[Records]

## Start

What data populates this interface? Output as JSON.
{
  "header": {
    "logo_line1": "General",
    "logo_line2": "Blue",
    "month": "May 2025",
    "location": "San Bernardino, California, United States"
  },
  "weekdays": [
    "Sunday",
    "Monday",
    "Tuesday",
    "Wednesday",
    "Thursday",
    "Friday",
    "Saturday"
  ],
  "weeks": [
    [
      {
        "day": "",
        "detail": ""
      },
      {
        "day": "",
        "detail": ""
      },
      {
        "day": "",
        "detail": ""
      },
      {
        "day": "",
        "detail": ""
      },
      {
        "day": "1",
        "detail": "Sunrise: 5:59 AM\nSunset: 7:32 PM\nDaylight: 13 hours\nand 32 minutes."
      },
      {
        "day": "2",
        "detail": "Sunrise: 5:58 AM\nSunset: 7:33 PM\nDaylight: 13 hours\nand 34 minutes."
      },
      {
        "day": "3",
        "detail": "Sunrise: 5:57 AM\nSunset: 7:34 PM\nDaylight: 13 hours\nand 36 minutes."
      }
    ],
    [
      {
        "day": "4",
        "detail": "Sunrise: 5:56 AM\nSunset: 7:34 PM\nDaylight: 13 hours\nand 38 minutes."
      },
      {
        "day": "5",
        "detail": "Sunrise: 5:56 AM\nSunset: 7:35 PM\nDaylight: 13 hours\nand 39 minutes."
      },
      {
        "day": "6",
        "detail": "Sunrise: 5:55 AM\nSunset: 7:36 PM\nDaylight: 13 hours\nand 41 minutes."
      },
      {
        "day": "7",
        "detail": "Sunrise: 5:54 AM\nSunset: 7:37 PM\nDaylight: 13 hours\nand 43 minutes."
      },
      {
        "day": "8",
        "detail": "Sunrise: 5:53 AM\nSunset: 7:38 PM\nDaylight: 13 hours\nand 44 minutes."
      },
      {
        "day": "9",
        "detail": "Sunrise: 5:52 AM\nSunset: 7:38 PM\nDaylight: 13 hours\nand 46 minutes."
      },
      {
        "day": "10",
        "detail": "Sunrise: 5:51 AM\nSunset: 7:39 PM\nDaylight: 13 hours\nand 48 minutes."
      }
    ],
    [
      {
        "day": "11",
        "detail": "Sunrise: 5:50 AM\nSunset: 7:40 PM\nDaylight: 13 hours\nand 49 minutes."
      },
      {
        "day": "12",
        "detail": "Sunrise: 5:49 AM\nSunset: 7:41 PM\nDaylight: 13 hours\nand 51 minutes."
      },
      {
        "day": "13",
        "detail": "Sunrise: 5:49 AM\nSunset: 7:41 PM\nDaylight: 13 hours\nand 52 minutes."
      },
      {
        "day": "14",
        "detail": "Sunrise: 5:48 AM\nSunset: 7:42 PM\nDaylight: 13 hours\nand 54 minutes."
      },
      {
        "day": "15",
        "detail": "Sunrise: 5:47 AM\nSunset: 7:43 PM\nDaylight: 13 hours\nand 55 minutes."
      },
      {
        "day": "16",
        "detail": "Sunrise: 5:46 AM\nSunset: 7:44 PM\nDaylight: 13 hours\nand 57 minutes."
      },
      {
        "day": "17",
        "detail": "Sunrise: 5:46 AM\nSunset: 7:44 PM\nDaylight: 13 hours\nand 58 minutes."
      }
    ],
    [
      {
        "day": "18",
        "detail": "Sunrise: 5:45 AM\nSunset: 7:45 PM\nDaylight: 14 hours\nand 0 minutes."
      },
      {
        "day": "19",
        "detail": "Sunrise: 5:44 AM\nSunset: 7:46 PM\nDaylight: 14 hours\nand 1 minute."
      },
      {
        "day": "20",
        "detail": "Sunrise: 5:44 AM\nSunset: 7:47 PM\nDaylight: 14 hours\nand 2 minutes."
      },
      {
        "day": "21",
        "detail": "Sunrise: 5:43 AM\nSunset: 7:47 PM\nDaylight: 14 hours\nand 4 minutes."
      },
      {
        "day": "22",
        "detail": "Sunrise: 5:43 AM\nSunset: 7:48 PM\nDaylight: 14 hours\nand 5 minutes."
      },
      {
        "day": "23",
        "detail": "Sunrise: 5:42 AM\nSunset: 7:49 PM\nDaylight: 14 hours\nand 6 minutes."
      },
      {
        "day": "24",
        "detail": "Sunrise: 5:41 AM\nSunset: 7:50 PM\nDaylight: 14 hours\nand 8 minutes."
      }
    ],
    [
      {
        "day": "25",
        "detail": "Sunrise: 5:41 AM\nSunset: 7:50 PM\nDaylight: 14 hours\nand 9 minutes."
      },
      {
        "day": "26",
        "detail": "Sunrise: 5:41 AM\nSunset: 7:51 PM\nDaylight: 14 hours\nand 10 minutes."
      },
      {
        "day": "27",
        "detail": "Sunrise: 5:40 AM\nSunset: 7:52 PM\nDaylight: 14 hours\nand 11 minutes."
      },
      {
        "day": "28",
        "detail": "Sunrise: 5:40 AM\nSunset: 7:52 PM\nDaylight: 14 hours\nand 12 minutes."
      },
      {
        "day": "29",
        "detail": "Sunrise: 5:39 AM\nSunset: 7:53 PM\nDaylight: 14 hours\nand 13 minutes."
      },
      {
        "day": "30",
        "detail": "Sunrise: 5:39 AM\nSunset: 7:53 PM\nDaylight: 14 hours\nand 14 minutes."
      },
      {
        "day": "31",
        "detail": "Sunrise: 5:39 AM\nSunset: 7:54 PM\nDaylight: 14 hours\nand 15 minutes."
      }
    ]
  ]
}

## End

* [Short exercise]: Send back all of the entries exactly, with nothing missing.

* [Output for this task]:
What data populates this interface? Output as JSON.
{
  "header": {
    "logo_line1": "General",
    "logo_line2": "Blue",
    "month": "May 2025",
    "location": "San Bernardino, California, United States"
  },
  "weekdays": [
    "Sunday",
    "Monday",
    "Tuesday",
    "Wednesday",
    "Thursday",
    "Friday",
    "Saturday"
  ],
  "weeks": [
    [
      {
        "day": "",
        "detail": ""
      },
      {
        "day": "",
        "detail": ""
      },
      {
        "day": "",
        "detail": ""
      },
      {
        "day": "",
        "detail": ""
      },
      {
        "day": "1",
        "detail": "Sunrise: 5:59 AM\nSunset: 7:32 PM\nDaylight: 13 hours\nand 32 minutes."
      },
      {
        "day": "2",
        "detail": "Sunrise: 5:58 AM\nSunset: 7:33 PM\nDaylight: 13 hours\nand 34 minutes."
      },
      {
        "day": "3",
        "detail": "Sunrise: 5:57 AM\nSunset: 7:34 PM\nDaylight: 13 hours\nand 36 minutes."
      }
    ],
    [
      {
        "day": "4",
        "detail": "Sunrise: 5:56 AM\nSunset: 7:34 PM\nDaylight: 13 hours\nand 38 minutes."
      },
      {
        "day": "5",
        "detail": "Sunrise: 5:56 AM\nSunset: 7:35 PM\nDaylight: 13 hours\nand 39 minutes."
      },
      {
        "day": "6",
        "detail": "Sunrise: 5:55 AM\nSunset: 7:36 PM\nDaylight: 13 hours\nand 41 minutes."
      },
      {
        "day": "7",
        "detail": "Sunrise: 5:54 AM\nSunset: 7:37 PM\nDaylight: 13 hours\nand 43 minutes."
      },
      {
        "day": "8",
        "detail": "Sunrise: 5:53 AM\nSunset: 7:38 PM\nDaylight: 13 hours\nand 44 minutes."
      },
      {
        "day": "9",
        "detail": "Sunrise: 5:52 AM\nSunset: 7:38 PM\nDaylight: 13 hours\nand 46 minutes."
      },
      {
        "day": "10",
        "detail": "Sunrise: 5:51 AM\nSunset: 7:39 PM\nDaylight: 13 hours\nand 48 minutes."
      }
    ],
    [
      {
        "day": "11",
        "detail": "Sunrise: 5:50 AM\nSunset: 7:40 PM\nDaylight: 13 hours\nand 49 minutes."
      },
      {
        "day": "12",
        "detail": "Sunrise: 5:49 AM\nSunset: 7:41 PM\nDaylight: 13 hours\nand 51 minutes."
      },
      {
        "day": "13",
        "detail": "Sunrise: 5:49 AM\nSunset: 7:41 PM\nDaylight: 13 hours\nand 52 minutes."
      },
      {
        "day": "14",
        "detail": "Sunrise: 5:48 AM\nSunset: 7:42 PM\nDaylight: 13 hours\nand 54 minutes."
      },
      {
        "day": "15",
        "detail": "Sunrise: 5:47 AM\nSunset: 7:43 PM\nDaylight: 13 hours\nand 55 minutes."
      },
      {
        "day": "16",
        "detail": "Sunrise: 5:46 AM\nSunset: 7:44 PM\nDaylight: 13 hours\nand 57 minutes."
      },
      {
        "day": "17",
        "detail": "Sunrise: 5:46 AM\nSunset: 7:44 PM\nDaylight: 13 hours\nand 58 minutes."
      }
    ],
    [
      {
        "day": "18",
        "detail": "Sunrise: 5:45 AM\nSunset: 7:45 PM\nDaylight: 14 hours\nand 0 minutes."
      },
      {
        "day": "19",
        "detail": "Sunrise: 5:44 AM\nSunset: 7:46 PM\nDaylight: 14 hours\nand 1 minute."
      },
      {
        "day": "20",
        "detail": "Sunrise: 5:44 AM\nSunset: 7:47 PM\nDaylight: 14 hours\nand 2 minutes."
      },
      {
        "day": "21",
        "detail": "Sunrise: 5:43 AM\nSunset: 7:47 PM\nDaylight: 14 hours\nand 4 minutes."
      },
      {
        "day": "22",
        "detail": "Sunrise: 5:43 AM\nSunset: 7:48 PM\nDaylight: 14 hours\nand 5 minutes."
      },
      {
        "day": "23",
        "detail": "Sunrise: 5:42 AM\nSunset: 7:49 PM\nDaylight: 14 hours\nand 6 minutes."
      },
      {
        "day": "24",
        "detail": "Sunrise: 5:41 AM\nSunset: 7:50 PM\nDaylight: 14 hours\nand 8 minutes."
      }
    ],
    [
      {
        "day": "25",
        "detail": "Sunrise: 5:41 AM\nSunset: 7:50 PM\nDaylight: 14 hours\nand 9 minutes."
      },
      {
        "day": "26",
        "detail": "Sunrise: 5:41 AM\nSunset: 7:51 PM\nDaylight: 14 hours\nand 10 minutes."
      },
      {
        "day": "27",
        "detail": "Sunrise: 5:40 AM\nSunset: 7:52 PM\nDaylight: 14 hours\nand 11 minutes."
      },
      {
        "day": "28",
        "detail": "Sunrise: 5:40 AM\nSunset: 7:52 PM\nDaylight: 14 hours\nand 12 minutes."
      },
      {
        "day": "29",
        "detail": "Sunrise: 5:39 AM\nSunset: 7:53 PM\nDaylight: 14 hours\nand 13 minutes."
      },
      {
        "day": "30",
        "detail": "Sunrise: 5:39 AM\nSunset: 7:53 PM\nDaylight: 14 hours\nand 14 minutes."
      },
      {
        "day": "31",
        "detail": "Sunrise: 5:39 AM\nSunset: 7:54 PM\nDaylight: 14 hours\nand 15 minutes."
      }
    ]
  ]
}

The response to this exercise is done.